### Objective
Scan the records below. List lines holding "this".
··· Entries
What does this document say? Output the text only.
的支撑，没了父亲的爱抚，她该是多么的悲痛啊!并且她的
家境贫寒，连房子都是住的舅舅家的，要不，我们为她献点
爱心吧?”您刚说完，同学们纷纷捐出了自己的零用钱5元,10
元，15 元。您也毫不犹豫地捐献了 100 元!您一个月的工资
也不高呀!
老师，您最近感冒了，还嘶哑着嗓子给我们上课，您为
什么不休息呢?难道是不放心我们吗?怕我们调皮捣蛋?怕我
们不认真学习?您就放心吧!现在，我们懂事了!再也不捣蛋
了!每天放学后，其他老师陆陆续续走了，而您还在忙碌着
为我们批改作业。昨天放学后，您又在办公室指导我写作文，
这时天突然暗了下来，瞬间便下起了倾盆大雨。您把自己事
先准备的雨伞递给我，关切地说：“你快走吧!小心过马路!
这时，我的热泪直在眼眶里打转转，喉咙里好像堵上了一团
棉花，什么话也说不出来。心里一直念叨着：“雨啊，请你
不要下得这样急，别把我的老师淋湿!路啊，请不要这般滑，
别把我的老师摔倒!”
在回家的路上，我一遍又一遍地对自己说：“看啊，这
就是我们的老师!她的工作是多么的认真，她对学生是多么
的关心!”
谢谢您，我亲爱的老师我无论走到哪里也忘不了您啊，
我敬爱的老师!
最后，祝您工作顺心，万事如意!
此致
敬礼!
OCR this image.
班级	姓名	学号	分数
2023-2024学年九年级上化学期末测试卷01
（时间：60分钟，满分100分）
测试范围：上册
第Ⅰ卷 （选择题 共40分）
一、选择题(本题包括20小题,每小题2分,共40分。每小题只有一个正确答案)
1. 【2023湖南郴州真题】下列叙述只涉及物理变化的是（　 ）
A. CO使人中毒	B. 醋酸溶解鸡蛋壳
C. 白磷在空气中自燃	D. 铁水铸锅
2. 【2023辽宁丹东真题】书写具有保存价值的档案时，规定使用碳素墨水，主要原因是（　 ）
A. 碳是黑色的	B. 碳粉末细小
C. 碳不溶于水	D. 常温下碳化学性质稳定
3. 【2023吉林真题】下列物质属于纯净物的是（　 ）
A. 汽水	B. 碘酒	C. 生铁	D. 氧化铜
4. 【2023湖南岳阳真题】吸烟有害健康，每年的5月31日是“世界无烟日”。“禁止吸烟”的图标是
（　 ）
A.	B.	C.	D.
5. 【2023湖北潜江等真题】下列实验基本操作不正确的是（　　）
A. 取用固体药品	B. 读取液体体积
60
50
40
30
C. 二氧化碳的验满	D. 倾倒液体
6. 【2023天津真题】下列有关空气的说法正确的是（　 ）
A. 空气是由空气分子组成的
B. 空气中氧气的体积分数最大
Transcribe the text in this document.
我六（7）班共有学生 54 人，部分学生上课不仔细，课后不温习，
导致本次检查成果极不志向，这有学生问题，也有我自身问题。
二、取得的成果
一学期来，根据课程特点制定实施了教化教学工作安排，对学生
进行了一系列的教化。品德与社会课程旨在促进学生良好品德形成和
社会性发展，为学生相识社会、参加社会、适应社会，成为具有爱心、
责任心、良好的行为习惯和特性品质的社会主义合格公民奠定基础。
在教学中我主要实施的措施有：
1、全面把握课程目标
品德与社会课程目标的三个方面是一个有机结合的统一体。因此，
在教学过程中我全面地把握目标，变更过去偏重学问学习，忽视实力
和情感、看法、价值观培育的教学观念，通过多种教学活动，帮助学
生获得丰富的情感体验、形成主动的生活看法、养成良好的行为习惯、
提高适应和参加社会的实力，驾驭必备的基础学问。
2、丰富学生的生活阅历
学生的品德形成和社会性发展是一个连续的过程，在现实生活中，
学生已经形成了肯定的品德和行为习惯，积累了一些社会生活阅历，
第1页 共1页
······
### Written response
What does this document say? Output the text only.
OCR this image.
Transcribe the text in this document.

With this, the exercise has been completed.